# Challenge:
Retype all of the data exactly as given.

[Data excerpts]
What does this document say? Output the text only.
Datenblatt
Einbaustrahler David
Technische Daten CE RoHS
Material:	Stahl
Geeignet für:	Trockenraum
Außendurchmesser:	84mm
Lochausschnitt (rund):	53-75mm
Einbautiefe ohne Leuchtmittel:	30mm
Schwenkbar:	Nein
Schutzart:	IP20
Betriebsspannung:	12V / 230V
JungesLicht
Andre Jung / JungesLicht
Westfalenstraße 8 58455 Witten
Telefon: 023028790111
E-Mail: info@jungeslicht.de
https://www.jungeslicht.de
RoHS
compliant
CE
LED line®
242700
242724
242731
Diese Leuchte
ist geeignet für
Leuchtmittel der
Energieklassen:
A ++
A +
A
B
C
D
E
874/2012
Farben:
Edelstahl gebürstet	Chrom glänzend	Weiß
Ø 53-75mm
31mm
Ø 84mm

# The completed task:
What does this document say? Output the text only.
Datenblatt
Einbaustrahler David
Technische Daten CE RoHS
Material:	Stahl
Geeignet für:	Trockenraum
Außendurchmesser:	84mm
Lochausschnitt (rund):	53-75mm
Einbautiefe ohne Leuchtmittel:	30mm
Schwenkbar:	Nein
Schutzart:	IP20
Betriebsspannung:	12V / 230V
JungesLicht
Andre Jung / JungesLicht
Westfalenstraße 8 58455 Witten
Telefon: 023028790111
E-Mail: info@jungeslicht.de
https://www.jungeslicht.de
RoHS
compliant
CE
LED line®
242700
242724
242731
Diese Leuchte
ist geeignet für
Leuchtmittel der
Energieklassen:
A ++
A +
A
B
C
D
E
874/2012
Farben:
Edelstahl gebürstet	Chrom glänzend	Weiß
Ø 53-75mm
31mm
Ø 84mm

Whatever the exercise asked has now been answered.